• [Problem to work on]:
Filter for the word "plus" and keep each matching line.

□ □ □

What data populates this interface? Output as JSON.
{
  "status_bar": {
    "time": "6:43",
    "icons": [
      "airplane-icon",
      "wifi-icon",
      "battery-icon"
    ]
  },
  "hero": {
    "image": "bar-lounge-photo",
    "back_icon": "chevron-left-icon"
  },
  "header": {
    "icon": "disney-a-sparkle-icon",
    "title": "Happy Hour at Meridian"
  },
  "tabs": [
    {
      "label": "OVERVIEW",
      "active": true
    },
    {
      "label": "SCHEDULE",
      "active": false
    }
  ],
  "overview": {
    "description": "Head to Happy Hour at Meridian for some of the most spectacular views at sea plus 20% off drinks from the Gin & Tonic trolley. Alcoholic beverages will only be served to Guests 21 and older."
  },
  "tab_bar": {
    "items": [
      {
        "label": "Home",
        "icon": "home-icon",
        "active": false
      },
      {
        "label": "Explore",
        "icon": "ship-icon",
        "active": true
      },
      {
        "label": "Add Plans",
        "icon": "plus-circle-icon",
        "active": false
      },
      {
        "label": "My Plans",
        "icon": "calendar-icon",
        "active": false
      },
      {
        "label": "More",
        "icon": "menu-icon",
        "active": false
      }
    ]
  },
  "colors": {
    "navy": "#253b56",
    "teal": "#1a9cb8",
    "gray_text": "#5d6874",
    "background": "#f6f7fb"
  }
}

□ □ □

• [Response to the task]:
    "description": "Head to Happy Hour at Meridian for some of the most spectacular views at sea plus 20% off drinks from the Gin & Tonic trolley. Alcoholic beverages will only be served to Guests 21 and older."
        "icon": "plus-circle-icon",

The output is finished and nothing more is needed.